Bloque de texto |
----------------
De vez en cuando (aunque cada vez con más frecuencia) alguien alza su voz en público para avisarnos de los peligros que amenazan a la democracia, cuando no de su preocupante deterioro. Los peligros a los que se suele aludir son variados, subrayándose uno u otro normalmente en función de las preferencias ideológicas del que formula la advertencia. En la pasada década fue casi un lugar común el atribuir al populismo la condición de peligro mayor, pero el declive de este, tanto en su variante de derechas como de izquierdas, no ha impedido que tales advertencias sigan proliferando.
Quizá, al margen de lo coyuntural o partidista, convendría introducir una perspectiva más de fondo, que permitiera reflexionar sobre el real funcionamiento de esas dos instancias clave de nuestra democracia que son los partidos políticos y los medios de comunicación. Vaya por delante que la necesidad de ambas para que podamos atribuir a una sociedad la condición de democrática en modo alguno se encuentra en cuestión. Ahora bien, de idéntica manera que defender la necesidad de la existencia de partidos políticos no nos impide en absoluto censurar, con toda la severidad que haga falta, muchas de sus prácticas, así también habrá que reprocharles públicamente a los medios de comunicación en sus diversos formatos las ocasiones en las que se apartan de su genuina función configuradora del espacio público. De no introducir esta mínima —por no decir obvia— cautela crítica, nos veríamos obligados por lógica a aceptar la tesis, manifiestamente absurda, de que incluso un medio de comunicación como la cadena de televisión estadounidense Fox, cuyas conductas en el pasado reciente han llegado hasta el extremo de merecer un reproche judicial, contribuye al buen funcionamiento de la democracia.
----------------
(Datos de límites regionales)
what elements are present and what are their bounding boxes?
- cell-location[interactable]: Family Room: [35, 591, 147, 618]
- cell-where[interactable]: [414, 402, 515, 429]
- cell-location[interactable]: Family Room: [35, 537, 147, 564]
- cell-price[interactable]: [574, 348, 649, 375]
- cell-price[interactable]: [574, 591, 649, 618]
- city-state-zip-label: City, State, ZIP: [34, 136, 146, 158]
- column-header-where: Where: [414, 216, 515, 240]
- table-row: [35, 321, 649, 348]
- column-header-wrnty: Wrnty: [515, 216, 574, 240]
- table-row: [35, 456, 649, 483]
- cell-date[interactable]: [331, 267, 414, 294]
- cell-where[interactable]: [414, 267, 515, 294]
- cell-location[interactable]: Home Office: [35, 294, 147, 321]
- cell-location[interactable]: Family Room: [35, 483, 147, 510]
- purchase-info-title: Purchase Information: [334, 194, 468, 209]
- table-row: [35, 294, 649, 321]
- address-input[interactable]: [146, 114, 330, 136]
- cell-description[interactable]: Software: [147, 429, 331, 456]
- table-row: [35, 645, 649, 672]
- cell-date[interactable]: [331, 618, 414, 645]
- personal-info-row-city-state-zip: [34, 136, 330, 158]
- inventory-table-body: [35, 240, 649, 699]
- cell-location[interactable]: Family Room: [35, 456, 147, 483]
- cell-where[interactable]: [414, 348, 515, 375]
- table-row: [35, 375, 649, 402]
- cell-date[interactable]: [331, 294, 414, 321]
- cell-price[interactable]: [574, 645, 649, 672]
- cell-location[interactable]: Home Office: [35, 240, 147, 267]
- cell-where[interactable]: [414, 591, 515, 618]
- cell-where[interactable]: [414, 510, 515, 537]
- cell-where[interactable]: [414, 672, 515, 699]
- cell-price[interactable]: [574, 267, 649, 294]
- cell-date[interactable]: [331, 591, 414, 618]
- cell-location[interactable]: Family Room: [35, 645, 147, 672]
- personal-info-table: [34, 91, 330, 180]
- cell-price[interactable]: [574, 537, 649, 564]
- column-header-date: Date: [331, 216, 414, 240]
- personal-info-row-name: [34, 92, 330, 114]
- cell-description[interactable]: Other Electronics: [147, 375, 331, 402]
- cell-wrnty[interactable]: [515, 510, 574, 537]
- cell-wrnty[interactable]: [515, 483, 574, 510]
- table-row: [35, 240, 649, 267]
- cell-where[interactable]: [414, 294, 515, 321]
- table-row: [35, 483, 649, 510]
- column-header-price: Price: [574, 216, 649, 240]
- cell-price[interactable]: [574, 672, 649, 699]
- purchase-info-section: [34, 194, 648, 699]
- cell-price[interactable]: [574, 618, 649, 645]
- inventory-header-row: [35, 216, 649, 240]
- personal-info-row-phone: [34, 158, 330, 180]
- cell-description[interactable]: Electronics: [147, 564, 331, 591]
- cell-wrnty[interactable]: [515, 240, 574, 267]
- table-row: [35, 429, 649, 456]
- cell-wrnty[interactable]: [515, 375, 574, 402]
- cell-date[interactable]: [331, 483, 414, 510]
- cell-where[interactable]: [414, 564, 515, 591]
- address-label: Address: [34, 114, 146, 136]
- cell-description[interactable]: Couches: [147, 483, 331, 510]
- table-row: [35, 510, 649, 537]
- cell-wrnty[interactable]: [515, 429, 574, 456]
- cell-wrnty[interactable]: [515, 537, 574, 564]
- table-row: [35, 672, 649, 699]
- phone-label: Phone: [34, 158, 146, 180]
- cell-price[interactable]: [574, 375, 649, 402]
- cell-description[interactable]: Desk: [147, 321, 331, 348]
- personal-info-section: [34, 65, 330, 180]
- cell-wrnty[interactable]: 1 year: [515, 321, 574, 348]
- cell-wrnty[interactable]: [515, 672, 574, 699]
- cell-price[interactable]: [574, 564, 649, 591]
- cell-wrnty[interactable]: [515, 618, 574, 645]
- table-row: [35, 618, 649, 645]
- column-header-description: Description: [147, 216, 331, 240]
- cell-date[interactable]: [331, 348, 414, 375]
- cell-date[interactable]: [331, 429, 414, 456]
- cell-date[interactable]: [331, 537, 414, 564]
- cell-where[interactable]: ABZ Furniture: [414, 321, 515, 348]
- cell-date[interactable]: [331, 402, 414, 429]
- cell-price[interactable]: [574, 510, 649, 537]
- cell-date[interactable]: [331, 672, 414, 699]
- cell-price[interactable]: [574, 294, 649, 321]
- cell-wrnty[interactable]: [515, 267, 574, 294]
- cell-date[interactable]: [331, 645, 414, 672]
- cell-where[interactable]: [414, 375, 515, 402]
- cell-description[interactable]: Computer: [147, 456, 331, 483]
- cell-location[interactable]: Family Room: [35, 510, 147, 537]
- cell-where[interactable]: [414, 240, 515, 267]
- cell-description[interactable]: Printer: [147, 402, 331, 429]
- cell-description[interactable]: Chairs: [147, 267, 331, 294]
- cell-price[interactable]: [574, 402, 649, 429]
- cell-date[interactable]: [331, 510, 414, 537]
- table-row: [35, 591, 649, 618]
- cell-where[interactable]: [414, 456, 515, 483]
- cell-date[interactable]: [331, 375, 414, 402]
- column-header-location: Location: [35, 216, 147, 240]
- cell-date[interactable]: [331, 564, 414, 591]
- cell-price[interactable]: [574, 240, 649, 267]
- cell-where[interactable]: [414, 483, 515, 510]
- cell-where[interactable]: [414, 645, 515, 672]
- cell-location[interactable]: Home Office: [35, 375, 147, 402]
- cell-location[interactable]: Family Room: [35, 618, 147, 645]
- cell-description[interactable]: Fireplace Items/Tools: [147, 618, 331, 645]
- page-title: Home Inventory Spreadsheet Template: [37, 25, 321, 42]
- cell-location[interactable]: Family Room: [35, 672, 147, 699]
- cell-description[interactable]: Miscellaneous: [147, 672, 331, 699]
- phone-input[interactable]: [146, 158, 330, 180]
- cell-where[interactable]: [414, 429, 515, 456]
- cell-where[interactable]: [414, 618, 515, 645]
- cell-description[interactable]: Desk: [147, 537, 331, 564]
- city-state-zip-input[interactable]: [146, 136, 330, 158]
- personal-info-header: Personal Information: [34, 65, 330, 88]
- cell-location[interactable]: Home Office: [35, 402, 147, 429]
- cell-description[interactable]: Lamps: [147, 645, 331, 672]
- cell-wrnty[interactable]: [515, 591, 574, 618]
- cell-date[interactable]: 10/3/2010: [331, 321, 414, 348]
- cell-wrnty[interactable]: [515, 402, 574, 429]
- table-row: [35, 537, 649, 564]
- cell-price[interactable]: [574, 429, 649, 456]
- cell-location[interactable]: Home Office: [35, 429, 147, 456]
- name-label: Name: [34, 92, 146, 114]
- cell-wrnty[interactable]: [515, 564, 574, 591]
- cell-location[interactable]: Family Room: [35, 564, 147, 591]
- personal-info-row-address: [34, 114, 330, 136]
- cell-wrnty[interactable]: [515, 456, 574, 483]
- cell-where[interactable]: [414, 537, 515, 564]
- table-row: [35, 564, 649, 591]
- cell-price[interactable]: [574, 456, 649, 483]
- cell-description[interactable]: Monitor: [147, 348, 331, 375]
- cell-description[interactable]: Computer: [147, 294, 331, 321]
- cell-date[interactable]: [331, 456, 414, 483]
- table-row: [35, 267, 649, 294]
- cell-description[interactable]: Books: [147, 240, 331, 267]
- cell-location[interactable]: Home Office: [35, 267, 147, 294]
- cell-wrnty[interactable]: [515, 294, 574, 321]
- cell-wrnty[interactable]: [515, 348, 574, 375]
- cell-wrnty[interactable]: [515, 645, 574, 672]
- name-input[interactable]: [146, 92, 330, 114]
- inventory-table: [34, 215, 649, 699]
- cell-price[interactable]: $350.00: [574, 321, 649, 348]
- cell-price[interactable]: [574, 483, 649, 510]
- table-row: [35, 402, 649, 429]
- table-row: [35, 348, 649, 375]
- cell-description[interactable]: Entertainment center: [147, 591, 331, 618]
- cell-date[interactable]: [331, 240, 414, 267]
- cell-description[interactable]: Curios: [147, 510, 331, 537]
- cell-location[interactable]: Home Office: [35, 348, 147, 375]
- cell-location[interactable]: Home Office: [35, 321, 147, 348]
----------------
Instrucciones de la tarea |
Imprime el pasaje del texto sobre la democracia que va de "De vez en cuando" a "advertencias sigan proliferando.", con ambos extremos incluidos.

Solución del problema |
De vez en cuando (aunque cada vez con más frecuencia) alguien alza su voz en público para avisarnos de los peligros que amenazan a la democracia, cuando no de su preocupante deterioro. Los peligros a los que se suele aludir son variados, subrayándose uno u otro normalmente en función de las preferencias ideológicas del que formula la advertencia. En la pasada década fue casi un lugar común el atribuir al populismo la condición de peligro mayor, pero el declive de este, tanto en su variante de derechas como de izquierdas, no ha impedido que tales advertencias sigan proliferando.